Set task a: In the spatial layout rows below, repeat the lines exactly, from the line containing "junction Vboot riser" up to and including the line containing "AC terminal bottom xyxy=(74,200,79,205)".

****************************************

# 99 maxima, 3.0L, 75k, 1320 fault code



## johnlan (Mar 5, 2004)

The 1320 fault code is an "ignition signal primary". I suspect it's an ignition coil going bad. Can anyone tell me if this is the case, or will I need an engine analysis to be sure. The service engine soon light came on 2 days ago, car is not running any different than before the light came on.


----------



## pjcus (Apr 24, 2004)

*97 maxima same code problem*

I will bet you 10 bucks if you went to the dealer they will want to replace all 6 coils. I have the same error code but mine will not stay cleared. I also have had all the coils replaced twice. I have had the analyis done and everytime shows nothing. One mechanic told me if your voltage drops below 12Volts you will get the same code so I bought a awesome battery, still the 1320 code came back. Today I found out the check engine light comes on right when my engine is cool and I start the car.

****************************************

Set task b: Transcribe the Maxima fault code thread above from "The 1320 fault" up to and including "start the car.".

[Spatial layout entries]

****************************************

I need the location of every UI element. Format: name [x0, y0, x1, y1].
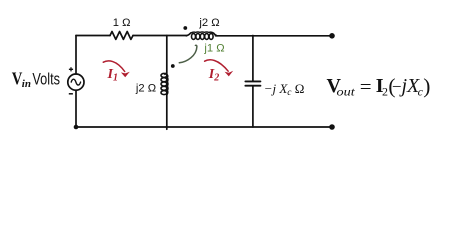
mesh current I2 arrow — [205, 60, 234, 77]
svg-text:I1: I1 — [107, 67, 118, 84]
terminal dot top right — [329, 33, 335, 39]
voltage source VS circle — [68, 74, 84, 90]
capacitor C1 plates — [245, 80, 260, 82]
wire bottom — [76, 126, 332, 128]
polarity plus — [69, 67, 73, 71]
coupling dot L1 — [183, 26, 187, 30]
capacitor C1 branch bottom stub — [252, 86, 254, 127]
polarity minus — [69, 93, 73, 95]
label Vin Volts — [12, 69, 60, 90]
svg-text:I2: I2 — [208, 67, 219, 84]
svg-text:in: in — [22, 78, 31, 90]
svg-text:−j Xc Ω: −j Xc Ω — [264, 81, 305, 98]
svg-text:2: 2 — [382, 85, 388, 99]
coupling dot L2 — [171, 64, 175, 68]
terminal dot bottom right — [329, 124, 335, 130]
svg-text:=: = — [360, 76, 372, 98]
equation Vout = I2(-jXc) — [327, 74, 431, 99]
wire left side with source gap — [75, 36, 77, 75]
coupled inductor L1 j2 ohm horizontal — [186, 32, 217, 39]
capacitor C1 branch top stub — [252, 36, 254, 82]
svg-text:−: − — [392, 77, 402, 96]
wire top right segment — [216, 35, 333, 37]
voltage source sine wave — [71, 79, 80, 85]
svg-text:Volts: Volts — [32, 70, 60, 88]
svg-text:1 Ω: 1 Ω — [113, 17, 131, 29]
inductor L2 branch vertical wire — [166, 36, 168, 130]
svg-text:j2 Ω: j2 Ω — [135, 82, 156, 94]
svg-text:j2 Ω: j2 Ω — [198, 17, 219, 29]
resistor R1 — [110, 32, 133, 40]
wire top middle segment — [133, 35, 187, 37]
svg-text:j1 Ω: j1 Ω — [203, 42, 224, 54]
svg-text:V: V — [12, 69, 23, 89]
junction dot bottom left — [74, 125, 79, 130]
mesh current I1 arrow — [103, 61, 130, 77]
mutual coupling arc — [179, 45, 197, 62]
inductor L2 j2 ohm vertical coil — [161, 72, 168, 95]
svg-text:out: out — [337, 85, 356, 99]
wire top left segment — [76, 35, 110, 37]
svg-text:): ) — [423, 74, 430, 98]
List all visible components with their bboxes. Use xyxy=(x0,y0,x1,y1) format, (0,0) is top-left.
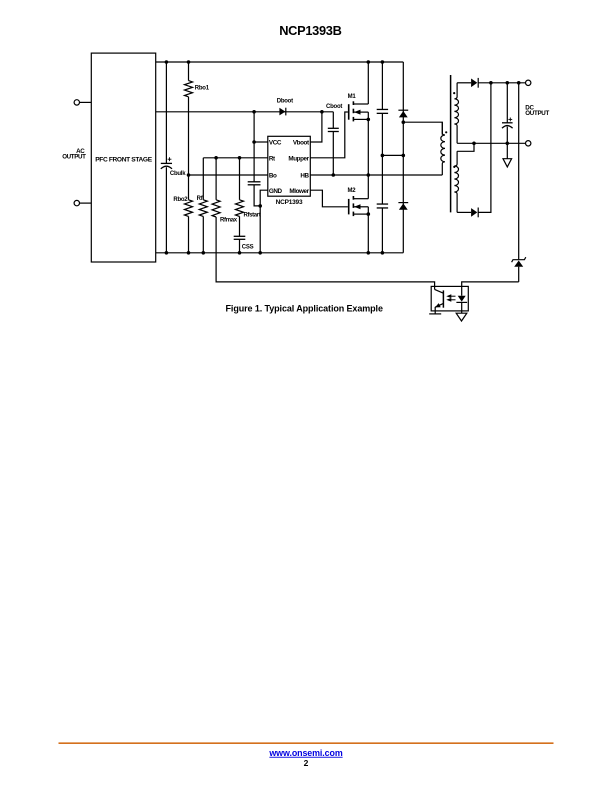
junction Vboot riser on aux line xyxy=(320,110,324,114)
junction center tap xyxy=(472,142,476,146)
inductor secondary upper xyxy=(454,83,458,144)
wire output plus rail xyxy=(478,82,525,84)
junction Cvcc at GND return xyxy=(258,204,262,208)
transformer core xyxy=(450,75,452,212)
diode rectifier upper xyxy=(471,78,478,88)
polarity dot secondary upper xyxy=(453,92,455,94)
junction primary tap xyxy=(402,120,406,124)
capacitor Cout xyxy=(502,83,513,144)
wire zener to optocoupler LED xyxy=(462,282,519,287)
pin label Mlower xyxy=(289,188,309,195)
AC terminal bottom xyxy=(74,200,79,205)
capacitor Cvcc xyxy=(248,142,261,206)
block PFC front stage xyxy=(91,53,155,262)
label DC OUTPUT xyxy=(525,105,549,117)
svg-text:GND: GND xyxy=(269,188,283,195)
resistor Rbo2 xyxy=(173,175,192,253)
label NCP1393 xyxy=(276,199,303,206)
svg-text:OUTPUT: OUTPUT xyxy=(525,110,549,117)
svg-text:Vboot: Vboot xyxy=(293,140,310,147)
wire M2 drain to HB xyxy=(367,175,369,199)
ground opto transistor xyxy=(429,313,441,315)
svg-text:Figure 1. Typical Application: Figure 1. Typical Application Example xyxy=(226,303,383,313)
resistor Rfstart xyxy=(236,158,261,219)
pin label VCC xyxy=(269,140,282,147)
wire Rfmax to optocoupler xyxy=(216,217,435,286)
svg-text:Rfmax: Rfmax xyxy=(220,218,238,224)
junction resonant caps top bus xyxy=(381,60,385,64)
resistor Rf xyxy=(197,158,208,253)
pin label Vboot xyxy=(293,140,310,147)
junction caps midpoint xyxy=(381,154,385,158)
wire Rbo1 to Bo node xyxy=(188,97,190,175)
wire rectifier lower to plus rail xyxy=(478,83,491,213)
terminal DC output minus xyxy=(526,141,531,146)
junction Rbo1 top bus xyxy=(187,60,191,64)
svg-text:NCP1393B: NCP1393B xyxy=(279,23,341,38)
wire M1 source to HB xyxy=(367,119,369,175)
wire caps to diode midpoint xyxy=(382,154,403,156)
junction lower cathode at rail xyxy=(489,81,493,85)
pin label GND xyxy=(269,188,283,195)
wire between resonant caps xyxy=(381,113,383,204)
caption Figure 1 xyxy=(226,303,383,313)
junction GND return bottom bus xyxy=(258,251,262,255)
svg-text:Mlower: Mlower xyxy=(289,188,309,195)
junction M1 drain top bus xyxy=(367,60,371,64)
wire output return xyxy=(474,142,526,144)
polarity dot secondary lower xyxy=(453,166,455,168)
wire AC top to PFC xyxy=(80,101,92,103)
junction Bo node xyxy=(187,173,191,177)
junction Cbulk bottom bus xyxy=(165,251,169,255)
svg-text:OUTPUT: OUTPUT xyxy=(62,153,86,160)
svg-text:M1: M1 xyxy=(348,94,357,100)
junction CSS bottom bus xyxy=(238,251,242,255)
capacitor Cbulk xyxy=(161,62,186,253)
junction M2 source node xyxy=(367,212,371,216)
wire VCC aux line xyxy=(156,111,334,113)
wire HB line xyxy=(310,174,442,176)
junction Rf bottom bus xyxy=(202,251,206,255)
pin label HB xyxy=(300,173,309,180)
wire M1 drain to top bus xyxy=(367,62,369,104)
capacitor CSS xyxy=(234,216,254,252)
svg-text:Dboot: Dboot xyxy=(277,99,293,105)
junction Cbulk top bus xyxy=(165,60,169,64)
capacitor resonant lower xyxy=(377,204,388,253)
wire center tap jog xyxy=(457,143,474,151)
ground output xyxy=(503,143,512,167)
title NCP1393B xyxy=(279,23,341,38)
junction Rbo2 bottom bus xyxy=(187,251,191,255)
capacitor resonant upper xyxy=(377,62,388,113)
pin label Rt xyxy=(269,155,276,162)
zener diode feedback xyxy=(512,257,526,282)
wire primary top xyxy=(403,122,442,135)
svg-text:M2: M2 xyxy=(347,188,356,194)
svg-text:HB: HB xyxy=(300,173,309,180)
wire bottom ground bus xyxy=(156,252,404,254)
svg-text:Bo: Bo xyxy=(269,173,277,180)
junction Rfstart on Rt line xyxy=(238,156,242,160)
junction output cap at rail xyxy=(506,81,510,85)
label AC OUTPUT xyxy=(62,148,86,161)
wire Bo line xyxy=(189,174,268,176)
wire feedback from rail to zener xyxy=(518,83,520,259)
footer rule xyxy=(59,742,554,744)
opto phototransistor xyxy=(435,286,444,314)
transistor M1 xyxy=(348,94,369,121)
capacitor Cboot xyxy=(326,104,342,175)
wire VCC riser xyxy=(254,112,268,142)
svg-text:PFC FRONT STAGE: PFC FRONT STAGE xyxy=(95,157,152,164)
junction VCC aux at riser xyxy=(252,110,256,114)
svg-text:VCC: VCC xyxy=(269,140,282,147)
junction Rfmax on Rt line xyxy=(214,156,218,160)
svg-text:Rbo2: Rbo2 xyxy=(173,197,188,203)
junction M2 bottom bus xyxy=(367,251,371,255)
wire center tap xyxy=(457,142,474,144)
pin label Bo xyxy=(269,173,277,180)
junction resonant caps bottom bus xyxy=(381,251,385,255)
svg-text:Rbo1: Rbo1 xyxy=(195,85,210,91)
terminal DC output plus xyxy=(526,80,531,85)
svg-text:Mupper: Mupper xyxy=(288,155,309,162)
resistor Rbo1 xyxy=(185,62,210,97)
wire clamp diode string xyxy=(402,62,404,253)
resistor Rfmax xyxy=(212,158,238,224)
diode clamp lower xyxy=(398,203,408,210)
wire M2 source to bottom bus xyxy=(367,214,369,253)
transistor M2 xyxy=(347,188,368,216)
svg-text:Rfstart: Rfstart xyxy=(244,213,261,219)
optocoupler box xyxy=(431,286,468,311)
wire secondary bottom to rectifier xyxy=(457,211,471,213)
wire top bus PFC output rail xyxy=(156,61,404,63)
junction diode midpoint xyxy=(402,154,406,158)
junction VCC pin node xyxy=(252,140,256,144)
wire GND pin return xyxy=(260,190,268,253)
wire Mupper to M1 gate xyxy=(310,112,348,158)
polarity dot primary xyxy=(445,131,447,133)
svg-text:www.onsemi.com: www.onsemi.com xyxy=(268,748,342,758)
junction output cap at return xyxy=(506,142,510,146)
svg-text:2: 2 xyxy=(304,758,309,768)
wire Rt line xyxy=(203,157,267,159)
wire Vboot xyxy=(310,112,322,142)
ground opto LED xyxy=(456,313,467,321)
wire secondary top to rectifier xyxy=(457,82,471,84)
footer page number xyxy=(304,758,309,768)
junction M1 source node xyxy=(367,118,371,122)
svg-text:Cbulk: Cbulk xyxy=(170,171,186,177)
diode Dboot xyxy=(277,99,293,116)
wire Mlower to M2 gate xyxy=(310,190,348,207)
footer link www.onsemi.com xyxy=(268,748,342,758)
junction Cboot at HB line xyxy=(332,173,336,177)
inductor secondary lower xyxy=(454,151,458,212)
junction HB node xyxy=(367,173,371,177)
junction feedback tap at rail xyxy=(517,81,521,85)
inductor primary winding xyxy=(441,122,445,175)
AC terminal top xyxy=(74,100,79,105)
svg-text:Cboot: Cboot xyxy=(326,104,342,110)
op-amp U1 NCP1393 controller box xyxy=(268,136,311,196)
pin label Mupper xyxy=(288,155,309,162)
diode rectifier lower xyxy=(471,208,478,218)
wire AC bottom to PFC xyxy=(80,202,92,204)
opto LED xyxy=(456,286,467,313)
opto light arrows xyxy=(446,294,455,301)
diode clamp upper xyxy=(398,110,408,117)
svg-text:CSS: CSS xyxy=(242,244,254,250)
svg-text:NCP1393: NCP1393 xyxy=(276,199,303,206)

****************************************

Full solution a:
junction Vboot riser on aux line xyxy=(320,110,324,114)
junction center tap xyxy=(472,142,476,146)
inductor secondary upper xyxy=(454,83,458,144)
wire output plus rail xyxy=(478,82,525,84)
junction Cvcc at GND return xyxy=(258,204,262,208)
transformer core xyxy=(450,75,452,212)
diode rectifier upper xyxy=(471,78,478,88)
polarity dot secondary upper xyxy=(453,92,455,94)
junction primary tap xyxy=(402,120,406,124)
capacitor Cout xyxy=(502,83,513,144)
wire zener to optocoupler LED xyxy=(462,282,519,287)
pin label Mlower xyxy=(289,188,309,195)
AC terminal bottom xyxy=(74,200,79,205)

Full solution b:
The 1320 fault code is an "ignition signal primary". I suspect it's an ignition coil going bad. Can anyone tell me if this is the case, or will I need an engine analysis to be sure. The service engine soon light came on 2 days ago, car is not running any different than before the light came on.


----------



## pjcus (Apr 24, 2004)

*97 maxima same code problem*

I will bet you 10 bucks if you went to the dealer they will want to replace all 6 coils. I have the same error code but mine will not stay cleared. I also have had all the coils replaced twice. I have had the analyis done and everytime shows nothing. One mechanic told me if your voltage drops below 12Volts you will get the same code so I bought a awesome battery, still the 1320 code came back. Today I found out the check engine light comes on right when my engine is cool and I start the car.